[start]

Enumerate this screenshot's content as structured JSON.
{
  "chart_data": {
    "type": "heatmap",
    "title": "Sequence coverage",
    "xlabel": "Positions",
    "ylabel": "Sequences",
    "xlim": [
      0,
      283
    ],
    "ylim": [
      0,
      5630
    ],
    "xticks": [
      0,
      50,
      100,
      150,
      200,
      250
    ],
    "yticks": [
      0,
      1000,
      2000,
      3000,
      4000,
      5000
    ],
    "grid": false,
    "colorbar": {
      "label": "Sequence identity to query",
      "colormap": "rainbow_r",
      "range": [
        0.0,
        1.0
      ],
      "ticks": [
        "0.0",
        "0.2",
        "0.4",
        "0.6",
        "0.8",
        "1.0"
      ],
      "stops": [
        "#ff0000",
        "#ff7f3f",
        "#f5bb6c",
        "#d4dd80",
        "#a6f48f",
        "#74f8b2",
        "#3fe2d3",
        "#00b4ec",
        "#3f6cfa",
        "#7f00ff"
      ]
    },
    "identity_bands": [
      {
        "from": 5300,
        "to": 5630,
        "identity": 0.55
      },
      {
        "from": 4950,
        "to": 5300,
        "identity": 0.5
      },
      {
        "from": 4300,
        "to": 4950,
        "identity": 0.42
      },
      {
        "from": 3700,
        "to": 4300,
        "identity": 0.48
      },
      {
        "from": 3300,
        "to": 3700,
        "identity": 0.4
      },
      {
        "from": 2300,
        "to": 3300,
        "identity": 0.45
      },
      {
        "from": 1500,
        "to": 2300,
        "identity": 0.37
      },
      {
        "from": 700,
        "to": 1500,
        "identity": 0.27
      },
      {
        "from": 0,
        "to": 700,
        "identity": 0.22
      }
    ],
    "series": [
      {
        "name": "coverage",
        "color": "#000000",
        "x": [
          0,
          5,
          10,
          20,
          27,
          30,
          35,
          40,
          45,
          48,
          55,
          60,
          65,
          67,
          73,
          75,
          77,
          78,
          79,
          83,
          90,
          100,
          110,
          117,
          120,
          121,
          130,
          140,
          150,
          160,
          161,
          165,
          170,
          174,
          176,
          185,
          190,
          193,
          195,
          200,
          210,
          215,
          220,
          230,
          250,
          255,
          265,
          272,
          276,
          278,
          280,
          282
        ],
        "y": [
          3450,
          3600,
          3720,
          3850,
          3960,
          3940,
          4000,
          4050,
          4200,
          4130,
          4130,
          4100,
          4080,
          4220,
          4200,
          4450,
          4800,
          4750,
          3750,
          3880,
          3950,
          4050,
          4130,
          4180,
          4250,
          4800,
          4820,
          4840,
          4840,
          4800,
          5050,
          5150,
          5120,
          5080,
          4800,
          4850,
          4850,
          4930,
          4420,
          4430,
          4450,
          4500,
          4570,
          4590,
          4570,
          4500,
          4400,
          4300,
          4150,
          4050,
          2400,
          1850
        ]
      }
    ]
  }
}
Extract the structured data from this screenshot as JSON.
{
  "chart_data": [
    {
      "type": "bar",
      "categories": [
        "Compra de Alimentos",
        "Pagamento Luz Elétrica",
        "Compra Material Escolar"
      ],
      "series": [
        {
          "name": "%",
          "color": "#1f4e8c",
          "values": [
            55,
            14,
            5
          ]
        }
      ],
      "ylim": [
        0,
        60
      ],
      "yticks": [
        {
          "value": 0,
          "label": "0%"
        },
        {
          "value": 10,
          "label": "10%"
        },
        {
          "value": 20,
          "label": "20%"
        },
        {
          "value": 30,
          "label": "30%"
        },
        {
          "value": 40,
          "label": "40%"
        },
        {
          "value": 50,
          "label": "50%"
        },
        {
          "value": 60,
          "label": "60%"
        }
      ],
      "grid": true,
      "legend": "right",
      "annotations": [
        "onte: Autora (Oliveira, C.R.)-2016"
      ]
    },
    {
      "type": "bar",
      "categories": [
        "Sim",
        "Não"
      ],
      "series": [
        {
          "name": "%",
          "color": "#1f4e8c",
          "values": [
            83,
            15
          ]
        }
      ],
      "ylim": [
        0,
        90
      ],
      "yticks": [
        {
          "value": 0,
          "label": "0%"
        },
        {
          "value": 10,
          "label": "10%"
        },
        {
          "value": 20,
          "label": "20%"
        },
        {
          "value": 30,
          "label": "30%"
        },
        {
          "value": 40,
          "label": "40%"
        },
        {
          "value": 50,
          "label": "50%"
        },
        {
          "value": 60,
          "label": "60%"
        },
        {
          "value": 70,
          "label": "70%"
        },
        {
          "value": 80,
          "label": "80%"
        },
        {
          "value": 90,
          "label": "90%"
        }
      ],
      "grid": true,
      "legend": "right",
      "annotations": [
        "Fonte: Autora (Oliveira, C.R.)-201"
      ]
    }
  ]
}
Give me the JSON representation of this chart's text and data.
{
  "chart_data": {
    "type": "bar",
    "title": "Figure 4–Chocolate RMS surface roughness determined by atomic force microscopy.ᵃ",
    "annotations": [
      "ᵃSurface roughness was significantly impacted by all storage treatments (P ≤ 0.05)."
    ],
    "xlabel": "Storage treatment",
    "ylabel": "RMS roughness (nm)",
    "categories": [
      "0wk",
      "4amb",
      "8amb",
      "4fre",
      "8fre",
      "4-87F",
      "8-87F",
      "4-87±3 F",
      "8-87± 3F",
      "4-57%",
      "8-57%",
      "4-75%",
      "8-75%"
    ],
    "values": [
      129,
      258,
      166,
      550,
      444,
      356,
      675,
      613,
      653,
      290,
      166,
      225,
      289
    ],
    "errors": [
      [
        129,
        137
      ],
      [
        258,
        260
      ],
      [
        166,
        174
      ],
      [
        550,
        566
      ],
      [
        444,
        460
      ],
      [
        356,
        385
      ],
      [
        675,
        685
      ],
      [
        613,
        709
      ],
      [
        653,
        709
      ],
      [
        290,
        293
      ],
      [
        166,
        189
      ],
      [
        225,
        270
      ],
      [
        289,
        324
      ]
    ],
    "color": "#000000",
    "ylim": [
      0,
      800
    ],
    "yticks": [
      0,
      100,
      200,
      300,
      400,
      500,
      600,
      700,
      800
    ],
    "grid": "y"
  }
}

[end]

• Written task: Reproduce each entry word for word.

• Correct response:
Enumerate this screenshot's content as structured JSON.
{
  "chart_data": {
    "type": "heatmap",
    "title": "Sequence coverage",
    "xlabel": "Positions",
    "ylabel": "Sequences",
    "xlim": [
      0,
      283
    ],
    "ylim": [
      0,
      5630
    ],
    "xticks": [
      0,
      50,
      100,
      150,
      200,
      250
    ],
    "yticks": [
      0,
      1000,
      2000,
      3000,
      4000,
      5000
    ],
    "grid": false,
    "colorbar": {
      "label": "Sequence identity to query",
      "colormap": "rainbow_r",
      "range": [
        0.0,
        1.0
      ],
      "ticks": [
        "0.0",
        "0.2",
        "0.4",
        "0.6",
        "0.8",
        "1.0"
      ],
      "stops": [
        "#ff0000",
        "#ff7f3f",
        "#f5bb6c",
        "#d4dd80",
        "#a6f48f",
        "#74f8b2",
        "#3fe2d3",
        "#00b4ec",
        "#3f6cfa",
        "#7f00ff"
      ]
    },
    "identity_bands": [
      {
        "from": 5300,
        "to": 5630,
        "identity": 0.55
      },
      {
        "from": 4950,
        "to": 5300,
        "identity": 0.5
      },
      {
        "from": 4300,
        "to": 4950,
        "identity": 0.42
      },
      {
        "from": 3700,
        "to": 4300,
        "identity": 0.48
      },
      {
        "from": 3300,
        "to": 3700,
        "identity": 0.4
      },
      {
        "from": 2300,
        "to": 3300,
        "identity": 0.45
      },
      {
        "from": 1500,
        "to": 2300,
        "identity": 0.37
      },
      {
        "from": 700,
        "to": 1500,
        "identity": 0.27
      },
      {
        "from": 0,
        "to": 700,
        "identity": 0.22
      }
    ],
    "series": [
      {
        "name": "coverage",
        "color": "#000000",
        "x": [
          0,
          5,
          10,
          20,
          27,
          30,
          35,
          40,
          45,
          48,
          55,
          60,
          65,
          67,
          73,
          75,
          77,
          78,
          79,
          83,
          90,
          100,
          110,
          117,
          120,
          121,
          130,
          140,
          150,
          160,
          161,
          165,
          170,
          174,
          176,
          185,
          190,
          193,
          195,
          200,
          210,
          215,
          220,
          230,
          250,
          255,
          265,
          272,
          276,
          278,
          280,
          282
        ],
        "y": [
          3450,
          3600,
          3720,
          3850,
          3960,
          3940,
          4000,
          4050,
          4200,
          4130,
          4130,
          4100,
          4080,
          4220,
          4200,
          4450,
          4800,
          4750,
          3750,
          3880,
          3950,
          4050,
          4130,
          4180,
          4250,
          4800,
          4820,
          4840,
          4840,
          4800,
          5050,
          5150,
          5120,
          5080,
          4800,
          4850,
          4850,
          4930,
          4420,
          4430,
          4450,
          4500,
          4570,
          4590,
          4570,
          4500,
          4400,
          4300,
          4150,
          4050,
          2400,
          1850
        ]
      }
    ]
  }
}
Extract the structured data from this screenshot as JSON.
{
  "chart_data": [
    {
      "type": "bar",
      "categories": [
        "Compra de Alimentos",
        "Pagamento Luz Elétrica",
        "Compra Material Escolar"
      ],
      "series": [
        {
          "name": "%",
          "color": "#1f4e8c",
          "values": [
            55,
            14,
            5
          ]
        }
      ],
      "ylim": [
        0,
        60
      ],
      "yticks": [
        {
          "value": 0,
          "label": "0%"
        },
        {
          "value": 10,
          "label": "10%"
        },
        {
          "value": 20,
          "label": "20%"
        },
        {
          "value": 30,
          "label": "30%"
        },
        {
          "value": 40,
          "label": "40%"
        },
        {
          "value": 50,
          "label": "50%"
        },
        {
          "value": 60,
          "label": "60%"
        }
      ],
      "grid": true,
      "legend": "right",
      "annotations": [
        "onte: Autora (Oliveira, C.R.)-2016"
      ]
    },
    {
      "type": "bar",
      "categories": [
        "Sim",
        "Não"
      ],
      "series": [
        {
          "name": "%",
          "color": "#1f4e8c",
          "values": [
            83,
            15
          ]
        }
      ],
      "ylim": [
        0,
        90
      ],
      "yticks": [
        {
          "value": 0,
          "label": "0%"
        },
        {
          "value": 10,
          "label": "10%"
        },
        {
          "value": 20,
          "label": "20%"
        },
        {
          "value": 30,
          "label": "30%"
        },
        {
          "value": 40,
          "label": "40%"
        },
        {
          "value": 50,
          "label": "50%"
        },
        {
          "value": 60,
          "label": "60%"
        },
        {
          "value": 70,
          "label": "70%"
        },
        {
          "value": 80,
          "label": "80%"
        },
        {
          "value": 90,
          "label": "90%"
        }
      ],
      "grid": true,
      "legend": "right",
      "annotations": [
        "Fonte: Autora (Oliveira, C.R.)-201"
      ]
    }
  ]
}
Give me the JSON representation of this chart's text and data.
{
  "chart_data": {
    "type": "bar",
    "title": "Figure 4–Chocolate RMS surface roughness determined by atomic force microscopy.ᵃ",
    "annotations": [
      "ᵃSurface roughness was significantly impacted by all storage treatments (P ≤ 0.05)."
    ],
    "xlabel": "Storage treatment",
    "ylabel": "RMS roughness (nm)",
    "categories": [
      "0wk",
      "4amb",
      "8amb",
      "4fre",
      "8fre",
      "4-87F",
      "8-87F",
      "4-87±3 F",
      "8-87± 3F",
      "4-57%",
      "8-57%",
      "4-75%",
      "8-75%"
    ],
    "values": [
      129,
      258,
      166,
      550,
      444,
      356,
      675,
      613,
      653,
      290,
      166,
      225,
      289
    ],
    "errors": [
      [
        129,
        137
      ],
      [
        258,
        260
      ],
      [
        166,
        174
      ],
      [
        550,
        566
      ],
      [
        444,
        460
      ],
      [
        356,
        385
      ],
      [
        675,
        685
      ],
      [
        613,
        709
      ],
      [
        653,
        709
      ],
      [
        290,
        293
      ],
      [
        166,
        189
      ],
      [
        225,
        270
      ],
      [
        289,
        324
      ]
    ],
    "color": "#000000",
    "ylim": [
      0,
      800
    ],
    "yticks": [
      0,
      100,
      200,
      300,
      400,
      500,
      600,
      700,
      800
    ],
    "grid": "y"
  }
}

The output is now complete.